Reproduce every line in the listing that contains the word "apparatus".

▶ _Exercise materials_

++++++++

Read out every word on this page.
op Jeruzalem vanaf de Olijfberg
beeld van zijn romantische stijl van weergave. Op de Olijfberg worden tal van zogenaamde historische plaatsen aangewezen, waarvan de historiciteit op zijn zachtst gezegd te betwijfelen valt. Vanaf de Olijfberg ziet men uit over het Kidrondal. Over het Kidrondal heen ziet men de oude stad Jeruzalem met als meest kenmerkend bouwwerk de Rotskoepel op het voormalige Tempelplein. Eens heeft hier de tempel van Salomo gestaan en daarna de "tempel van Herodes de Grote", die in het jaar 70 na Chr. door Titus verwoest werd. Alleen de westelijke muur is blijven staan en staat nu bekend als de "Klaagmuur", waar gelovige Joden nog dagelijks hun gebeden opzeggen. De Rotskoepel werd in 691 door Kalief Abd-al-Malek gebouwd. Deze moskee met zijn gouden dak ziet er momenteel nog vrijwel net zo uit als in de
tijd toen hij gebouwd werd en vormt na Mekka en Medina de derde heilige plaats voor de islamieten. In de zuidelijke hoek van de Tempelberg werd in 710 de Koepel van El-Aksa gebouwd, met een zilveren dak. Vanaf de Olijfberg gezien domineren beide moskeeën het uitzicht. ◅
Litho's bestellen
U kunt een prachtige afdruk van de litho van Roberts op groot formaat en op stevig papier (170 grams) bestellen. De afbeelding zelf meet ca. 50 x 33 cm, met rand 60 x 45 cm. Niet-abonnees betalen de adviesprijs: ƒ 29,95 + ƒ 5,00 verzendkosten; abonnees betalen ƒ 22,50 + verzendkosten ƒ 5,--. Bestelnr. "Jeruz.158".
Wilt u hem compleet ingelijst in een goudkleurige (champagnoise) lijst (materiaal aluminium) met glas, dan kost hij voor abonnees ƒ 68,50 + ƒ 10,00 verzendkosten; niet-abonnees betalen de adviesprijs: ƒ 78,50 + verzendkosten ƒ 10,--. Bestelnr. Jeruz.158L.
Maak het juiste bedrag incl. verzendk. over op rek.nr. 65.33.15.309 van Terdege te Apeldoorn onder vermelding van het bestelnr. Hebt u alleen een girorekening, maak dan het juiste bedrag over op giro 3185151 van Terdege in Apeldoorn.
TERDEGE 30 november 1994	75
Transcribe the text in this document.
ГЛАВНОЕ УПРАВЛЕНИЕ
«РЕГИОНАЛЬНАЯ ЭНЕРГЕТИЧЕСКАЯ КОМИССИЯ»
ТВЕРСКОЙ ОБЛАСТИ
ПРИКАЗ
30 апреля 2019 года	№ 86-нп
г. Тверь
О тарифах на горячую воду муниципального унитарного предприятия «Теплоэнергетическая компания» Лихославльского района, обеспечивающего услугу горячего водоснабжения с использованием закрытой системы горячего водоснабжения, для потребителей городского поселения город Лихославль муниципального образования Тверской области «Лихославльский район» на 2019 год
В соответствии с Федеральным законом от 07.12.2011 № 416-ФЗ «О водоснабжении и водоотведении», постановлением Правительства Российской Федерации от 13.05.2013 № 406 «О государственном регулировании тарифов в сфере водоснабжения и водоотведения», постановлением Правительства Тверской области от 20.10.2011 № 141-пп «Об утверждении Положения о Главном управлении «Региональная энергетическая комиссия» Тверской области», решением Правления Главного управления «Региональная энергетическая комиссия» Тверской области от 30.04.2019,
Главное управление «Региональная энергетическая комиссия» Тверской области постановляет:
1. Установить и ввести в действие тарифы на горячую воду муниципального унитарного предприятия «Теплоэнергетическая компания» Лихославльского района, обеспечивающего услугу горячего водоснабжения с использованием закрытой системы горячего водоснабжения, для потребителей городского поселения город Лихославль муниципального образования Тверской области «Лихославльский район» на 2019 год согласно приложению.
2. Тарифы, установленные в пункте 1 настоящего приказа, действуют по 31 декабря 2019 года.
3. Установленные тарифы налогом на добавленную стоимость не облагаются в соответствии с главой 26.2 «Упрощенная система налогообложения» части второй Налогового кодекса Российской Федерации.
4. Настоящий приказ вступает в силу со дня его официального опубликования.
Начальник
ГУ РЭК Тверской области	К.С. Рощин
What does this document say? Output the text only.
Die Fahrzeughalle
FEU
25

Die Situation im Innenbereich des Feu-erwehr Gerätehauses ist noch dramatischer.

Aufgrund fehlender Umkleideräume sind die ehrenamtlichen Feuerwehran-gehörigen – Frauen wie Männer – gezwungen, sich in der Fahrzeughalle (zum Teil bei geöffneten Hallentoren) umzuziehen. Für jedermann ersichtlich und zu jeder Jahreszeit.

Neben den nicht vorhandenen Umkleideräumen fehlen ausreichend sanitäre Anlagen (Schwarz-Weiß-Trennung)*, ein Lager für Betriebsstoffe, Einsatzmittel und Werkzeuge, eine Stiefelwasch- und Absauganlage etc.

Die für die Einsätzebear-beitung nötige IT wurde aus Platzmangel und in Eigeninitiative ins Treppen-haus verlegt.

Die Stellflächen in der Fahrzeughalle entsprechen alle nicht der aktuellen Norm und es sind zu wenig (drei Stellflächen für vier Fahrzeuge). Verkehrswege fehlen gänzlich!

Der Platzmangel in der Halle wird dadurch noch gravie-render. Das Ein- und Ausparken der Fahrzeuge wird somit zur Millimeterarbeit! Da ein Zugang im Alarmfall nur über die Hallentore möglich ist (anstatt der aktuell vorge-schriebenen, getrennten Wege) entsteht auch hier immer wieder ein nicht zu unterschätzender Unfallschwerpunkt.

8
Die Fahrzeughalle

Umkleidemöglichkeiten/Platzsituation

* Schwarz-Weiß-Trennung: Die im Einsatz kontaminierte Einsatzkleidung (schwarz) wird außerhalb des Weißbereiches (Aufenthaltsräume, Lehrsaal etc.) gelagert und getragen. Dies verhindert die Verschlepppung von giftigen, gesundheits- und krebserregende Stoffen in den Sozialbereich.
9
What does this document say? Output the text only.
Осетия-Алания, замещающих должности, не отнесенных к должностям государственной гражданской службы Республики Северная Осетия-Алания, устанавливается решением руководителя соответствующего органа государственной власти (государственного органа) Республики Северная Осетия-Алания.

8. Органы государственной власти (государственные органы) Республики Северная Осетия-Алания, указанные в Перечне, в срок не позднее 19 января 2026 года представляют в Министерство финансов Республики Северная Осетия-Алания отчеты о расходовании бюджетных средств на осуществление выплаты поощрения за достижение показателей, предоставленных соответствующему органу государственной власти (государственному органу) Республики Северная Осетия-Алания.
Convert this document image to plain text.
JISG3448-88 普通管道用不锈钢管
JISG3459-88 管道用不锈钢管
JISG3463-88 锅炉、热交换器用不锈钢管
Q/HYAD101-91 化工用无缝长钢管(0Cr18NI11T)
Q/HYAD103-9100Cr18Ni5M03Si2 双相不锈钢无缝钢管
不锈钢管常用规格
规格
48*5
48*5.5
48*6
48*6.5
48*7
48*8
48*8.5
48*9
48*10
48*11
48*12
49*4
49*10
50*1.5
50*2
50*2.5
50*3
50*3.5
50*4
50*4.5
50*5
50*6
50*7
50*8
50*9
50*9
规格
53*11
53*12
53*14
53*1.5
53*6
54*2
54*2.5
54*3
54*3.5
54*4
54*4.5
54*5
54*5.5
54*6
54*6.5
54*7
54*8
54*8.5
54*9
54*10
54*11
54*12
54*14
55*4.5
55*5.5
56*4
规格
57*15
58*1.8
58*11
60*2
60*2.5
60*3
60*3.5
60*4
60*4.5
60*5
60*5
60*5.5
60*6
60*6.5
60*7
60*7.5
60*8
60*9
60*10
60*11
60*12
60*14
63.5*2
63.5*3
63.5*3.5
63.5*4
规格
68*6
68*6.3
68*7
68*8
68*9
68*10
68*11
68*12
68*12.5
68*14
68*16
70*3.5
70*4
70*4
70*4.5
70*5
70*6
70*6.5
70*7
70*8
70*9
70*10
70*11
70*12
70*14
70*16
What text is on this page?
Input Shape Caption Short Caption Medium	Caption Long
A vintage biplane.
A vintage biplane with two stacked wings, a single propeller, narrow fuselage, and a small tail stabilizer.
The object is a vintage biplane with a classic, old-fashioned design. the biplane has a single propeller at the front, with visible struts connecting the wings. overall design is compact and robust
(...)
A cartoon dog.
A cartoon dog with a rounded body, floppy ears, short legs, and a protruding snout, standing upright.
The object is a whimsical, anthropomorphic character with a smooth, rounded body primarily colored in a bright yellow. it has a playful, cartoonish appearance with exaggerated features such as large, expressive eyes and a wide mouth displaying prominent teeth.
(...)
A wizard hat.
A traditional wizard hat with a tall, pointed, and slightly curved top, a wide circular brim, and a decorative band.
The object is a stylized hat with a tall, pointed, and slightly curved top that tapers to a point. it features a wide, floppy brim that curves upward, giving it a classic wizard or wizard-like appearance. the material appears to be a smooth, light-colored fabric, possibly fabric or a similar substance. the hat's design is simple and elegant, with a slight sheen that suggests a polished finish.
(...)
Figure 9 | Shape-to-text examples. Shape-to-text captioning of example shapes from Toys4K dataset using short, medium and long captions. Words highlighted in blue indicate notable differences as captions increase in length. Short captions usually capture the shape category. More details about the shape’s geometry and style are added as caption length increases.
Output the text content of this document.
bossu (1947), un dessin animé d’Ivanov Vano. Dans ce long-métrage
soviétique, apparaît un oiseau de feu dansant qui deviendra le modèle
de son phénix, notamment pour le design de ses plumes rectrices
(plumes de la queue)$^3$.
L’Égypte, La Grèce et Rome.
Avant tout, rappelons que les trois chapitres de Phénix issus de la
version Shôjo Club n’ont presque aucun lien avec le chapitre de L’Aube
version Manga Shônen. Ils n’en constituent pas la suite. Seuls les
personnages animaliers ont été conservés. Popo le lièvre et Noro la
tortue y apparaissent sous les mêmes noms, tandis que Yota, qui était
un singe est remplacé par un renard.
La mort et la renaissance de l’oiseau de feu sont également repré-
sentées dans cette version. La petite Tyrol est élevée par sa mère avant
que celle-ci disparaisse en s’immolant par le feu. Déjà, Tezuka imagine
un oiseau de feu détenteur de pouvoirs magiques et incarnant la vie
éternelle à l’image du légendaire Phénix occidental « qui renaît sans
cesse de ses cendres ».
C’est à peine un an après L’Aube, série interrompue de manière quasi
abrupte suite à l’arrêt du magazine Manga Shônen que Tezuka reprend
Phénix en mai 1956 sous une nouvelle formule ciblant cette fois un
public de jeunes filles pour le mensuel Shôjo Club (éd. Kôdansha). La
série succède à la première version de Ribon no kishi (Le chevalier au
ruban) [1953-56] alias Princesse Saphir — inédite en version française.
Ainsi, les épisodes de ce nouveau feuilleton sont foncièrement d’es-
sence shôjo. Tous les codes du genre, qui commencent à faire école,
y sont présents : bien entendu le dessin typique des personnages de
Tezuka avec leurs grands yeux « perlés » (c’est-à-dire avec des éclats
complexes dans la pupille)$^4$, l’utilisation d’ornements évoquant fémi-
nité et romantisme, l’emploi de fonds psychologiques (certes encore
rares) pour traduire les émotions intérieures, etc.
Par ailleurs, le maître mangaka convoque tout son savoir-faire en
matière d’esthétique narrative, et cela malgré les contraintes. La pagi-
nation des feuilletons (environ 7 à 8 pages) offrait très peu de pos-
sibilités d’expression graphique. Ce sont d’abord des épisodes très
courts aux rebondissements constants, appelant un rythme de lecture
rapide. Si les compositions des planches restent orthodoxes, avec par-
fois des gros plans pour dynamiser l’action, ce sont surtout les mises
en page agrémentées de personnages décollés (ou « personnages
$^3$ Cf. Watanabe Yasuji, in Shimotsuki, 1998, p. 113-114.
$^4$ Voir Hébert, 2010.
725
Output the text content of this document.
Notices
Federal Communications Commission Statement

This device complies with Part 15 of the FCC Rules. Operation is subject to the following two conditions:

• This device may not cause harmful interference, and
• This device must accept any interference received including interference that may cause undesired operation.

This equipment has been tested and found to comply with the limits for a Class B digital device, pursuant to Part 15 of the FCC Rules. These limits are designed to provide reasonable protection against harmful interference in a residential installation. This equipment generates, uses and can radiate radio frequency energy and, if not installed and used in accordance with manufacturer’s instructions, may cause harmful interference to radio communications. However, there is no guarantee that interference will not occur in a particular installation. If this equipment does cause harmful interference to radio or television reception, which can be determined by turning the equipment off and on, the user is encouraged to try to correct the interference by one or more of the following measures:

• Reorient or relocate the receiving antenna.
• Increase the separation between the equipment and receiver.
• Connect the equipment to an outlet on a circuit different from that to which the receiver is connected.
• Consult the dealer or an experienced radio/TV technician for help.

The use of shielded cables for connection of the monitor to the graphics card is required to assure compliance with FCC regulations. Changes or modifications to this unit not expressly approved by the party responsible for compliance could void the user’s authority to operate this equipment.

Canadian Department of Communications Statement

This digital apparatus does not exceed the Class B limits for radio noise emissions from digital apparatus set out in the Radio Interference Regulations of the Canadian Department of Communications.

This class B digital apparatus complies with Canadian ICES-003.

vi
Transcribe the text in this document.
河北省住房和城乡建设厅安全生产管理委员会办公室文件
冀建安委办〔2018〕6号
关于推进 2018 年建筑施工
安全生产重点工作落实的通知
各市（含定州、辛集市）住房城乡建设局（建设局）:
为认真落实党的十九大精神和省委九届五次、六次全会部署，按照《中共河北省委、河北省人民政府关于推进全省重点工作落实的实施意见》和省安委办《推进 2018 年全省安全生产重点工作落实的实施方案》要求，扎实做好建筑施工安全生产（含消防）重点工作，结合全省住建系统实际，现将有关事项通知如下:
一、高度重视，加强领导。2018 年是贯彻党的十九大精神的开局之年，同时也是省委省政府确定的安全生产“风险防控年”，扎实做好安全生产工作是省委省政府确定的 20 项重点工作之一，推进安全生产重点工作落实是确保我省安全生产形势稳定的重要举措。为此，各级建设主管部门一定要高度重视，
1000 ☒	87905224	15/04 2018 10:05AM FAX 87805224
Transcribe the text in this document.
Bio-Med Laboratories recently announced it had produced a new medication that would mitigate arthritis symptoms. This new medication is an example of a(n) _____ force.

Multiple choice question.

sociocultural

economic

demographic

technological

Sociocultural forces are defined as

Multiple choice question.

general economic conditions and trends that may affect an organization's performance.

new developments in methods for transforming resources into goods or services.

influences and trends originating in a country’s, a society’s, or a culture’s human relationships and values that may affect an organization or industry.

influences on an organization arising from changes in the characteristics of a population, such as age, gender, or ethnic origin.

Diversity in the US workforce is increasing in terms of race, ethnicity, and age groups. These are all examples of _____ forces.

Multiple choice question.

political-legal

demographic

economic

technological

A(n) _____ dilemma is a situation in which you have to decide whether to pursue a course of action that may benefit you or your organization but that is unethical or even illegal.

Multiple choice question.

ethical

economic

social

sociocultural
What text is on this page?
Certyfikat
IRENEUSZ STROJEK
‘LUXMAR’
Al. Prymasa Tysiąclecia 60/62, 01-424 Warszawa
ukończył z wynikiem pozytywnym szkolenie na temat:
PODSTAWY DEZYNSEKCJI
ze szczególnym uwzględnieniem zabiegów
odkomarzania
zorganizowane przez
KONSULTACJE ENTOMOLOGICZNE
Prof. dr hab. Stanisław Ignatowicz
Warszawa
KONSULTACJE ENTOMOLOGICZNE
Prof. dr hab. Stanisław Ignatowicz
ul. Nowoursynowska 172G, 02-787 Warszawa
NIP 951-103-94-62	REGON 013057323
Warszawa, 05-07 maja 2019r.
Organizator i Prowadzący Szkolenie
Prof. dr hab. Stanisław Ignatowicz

++++++++

▶ _The reply_
This digital apparatus does not exceed the Class B limits for radio noise emissions from digital apparatus set out in the Radio Interference Regulations of the Canadian Department of Communications.
This class B digital apparatus complies with Canadian ICES-003.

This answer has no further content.